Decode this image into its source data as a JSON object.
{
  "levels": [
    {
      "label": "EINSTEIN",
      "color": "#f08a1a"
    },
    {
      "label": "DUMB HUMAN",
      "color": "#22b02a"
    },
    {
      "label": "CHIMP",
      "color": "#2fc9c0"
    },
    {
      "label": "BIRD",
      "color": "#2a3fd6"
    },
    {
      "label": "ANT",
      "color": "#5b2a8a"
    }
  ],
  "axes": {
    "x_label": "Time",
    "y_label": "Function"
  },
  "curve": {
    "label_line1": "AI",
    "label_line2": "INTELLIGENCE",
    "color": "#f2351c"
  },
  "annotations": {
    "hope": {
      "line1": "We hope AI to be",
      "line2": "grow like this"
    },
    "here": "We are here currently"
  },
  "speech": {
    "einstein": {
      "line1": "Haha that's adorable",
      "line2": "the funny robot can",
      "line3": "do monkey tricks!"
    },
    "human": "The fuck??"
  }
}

○ ○ ○ ○ ○ ○ ○

● EXERCISE DESCRIPTION: Return every record, word for word.

● REPLY TO THE EXERCISE:
Decode this image into its source data as a JSON object.
{
  "levels": [
    {
      "label": "EINSTEIN",
      "color": "#f08a1a"
    },
    {
      "label": "DUMB HUMAN",
      "color": "#22b02a"
    },
    {
      "label": "CHIMP",
      "color": "#2fc9c0"
    },
    {
      "label": "BIRD",
      "color": "#2a3fd6"
    },
    {
      "label": "ANT",
      "color": "#5b2a8a"
    }
  ],
  "axes": {
    "x_label": "Time",
    "y_label": "Function"
  },
  "curve": {
    "label_line1": "AI",
    "label_line2": "INTELLIGENCE",
    "color": "#f2351c"
  },
  "annotations": {
    "hope": {
      "line1": "We hope AI to be",
      "line2": "grow like this"
    },
    "here": "We are here currently"
  },
  "speech": {
    "einstein": {
      "line1": "Haha that's adorable",
      "line2": "the funny robot can",
      "line3": "do monkey tricks!"
    },
    "human": "The fuck??"
  }
}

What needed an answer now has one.